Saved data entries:
_ _ _ _ _ _ _

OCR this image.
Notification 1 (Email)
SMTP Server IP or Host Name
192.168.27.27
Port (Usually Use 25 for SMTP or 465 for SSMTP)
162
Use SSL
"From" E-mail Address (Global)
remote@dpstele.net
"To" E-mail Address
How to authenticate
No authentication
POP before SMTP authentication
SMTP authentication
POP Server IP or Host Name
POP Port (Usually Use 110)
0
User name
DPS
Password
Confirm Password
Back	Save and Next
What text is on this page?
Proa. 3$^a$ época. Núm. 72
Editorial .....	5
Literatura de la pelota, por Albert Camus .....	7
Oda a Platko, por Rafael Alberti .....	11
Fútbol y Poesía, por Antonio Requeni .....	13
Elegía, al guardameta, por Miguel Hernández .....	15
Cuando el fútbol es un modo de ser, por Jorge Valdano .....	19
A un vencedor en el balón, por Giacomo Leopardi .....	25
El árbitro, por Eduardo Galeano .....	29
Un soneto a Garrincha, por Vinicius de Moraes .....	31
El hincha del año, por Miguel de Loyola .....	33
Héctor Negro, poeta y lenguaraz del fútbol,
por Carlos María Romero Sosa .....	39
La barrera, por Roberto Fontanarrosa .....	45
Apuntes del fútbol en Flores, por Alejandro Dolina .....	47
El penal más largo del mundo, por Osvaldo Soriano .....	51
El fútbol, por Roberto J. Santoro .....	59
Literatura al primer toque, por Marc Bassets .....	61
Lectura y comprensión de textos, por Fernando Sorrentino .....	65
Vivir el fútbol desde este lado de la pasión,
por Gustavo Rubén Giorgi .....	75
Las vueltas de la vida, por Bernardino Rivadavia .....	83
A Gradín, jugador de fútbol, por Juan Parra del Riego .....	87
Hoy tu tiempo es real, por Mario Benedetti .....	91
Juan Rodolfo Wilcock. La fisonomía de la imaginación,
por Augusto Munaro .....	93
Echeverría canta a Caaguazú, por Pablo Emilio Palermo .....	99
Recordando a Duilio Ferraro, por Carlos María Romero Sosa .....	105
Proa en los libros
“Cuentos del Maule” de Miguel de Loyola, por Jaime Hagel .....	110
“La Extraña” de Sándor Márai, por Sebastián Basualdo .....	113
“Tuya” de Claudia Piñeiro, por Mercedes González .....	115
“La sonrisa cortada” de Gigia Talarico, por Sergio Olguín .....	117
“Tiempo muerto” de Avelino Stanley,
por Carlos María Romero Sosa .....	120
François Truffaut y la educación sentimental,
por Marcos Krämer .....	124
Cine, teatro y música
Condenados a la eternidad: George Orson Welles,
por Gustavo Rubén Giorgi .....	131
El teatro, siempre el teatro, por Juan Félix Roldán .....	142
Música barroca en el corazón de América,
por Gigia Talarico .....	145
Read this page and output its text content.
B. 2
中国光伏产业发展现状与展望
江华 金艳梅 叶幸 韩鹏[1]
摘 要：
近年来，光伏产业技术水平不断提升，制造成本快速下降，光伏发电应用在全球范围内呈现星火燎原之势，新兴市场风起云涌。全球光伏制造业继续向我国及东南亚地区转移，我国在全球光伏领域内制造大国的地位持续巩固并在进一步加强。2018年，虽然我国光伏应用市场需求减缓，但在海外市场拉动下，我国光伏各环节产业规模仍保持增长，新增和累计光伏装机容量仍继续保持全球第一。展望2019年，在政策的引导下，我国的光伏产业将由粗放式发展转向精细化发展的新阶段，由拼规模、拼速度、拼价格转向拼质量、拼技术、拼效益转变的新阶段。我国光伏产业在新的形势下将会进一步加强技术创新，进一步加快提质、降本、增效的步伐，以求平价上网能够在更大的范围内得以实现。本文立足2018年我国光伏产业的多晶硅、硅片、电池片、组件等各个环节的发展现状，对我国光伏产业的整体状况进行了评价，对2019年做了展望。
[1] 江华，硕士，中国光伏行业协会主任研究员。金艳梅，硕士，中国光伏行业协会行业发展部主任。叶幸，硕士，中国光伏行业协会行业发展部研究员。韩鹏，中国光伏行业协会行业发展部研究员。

_ _ _ _ _ _ _

__Work to be completed__:
Determine how many lines include the string "this". Give no answer but the number.

__Correct response__:
3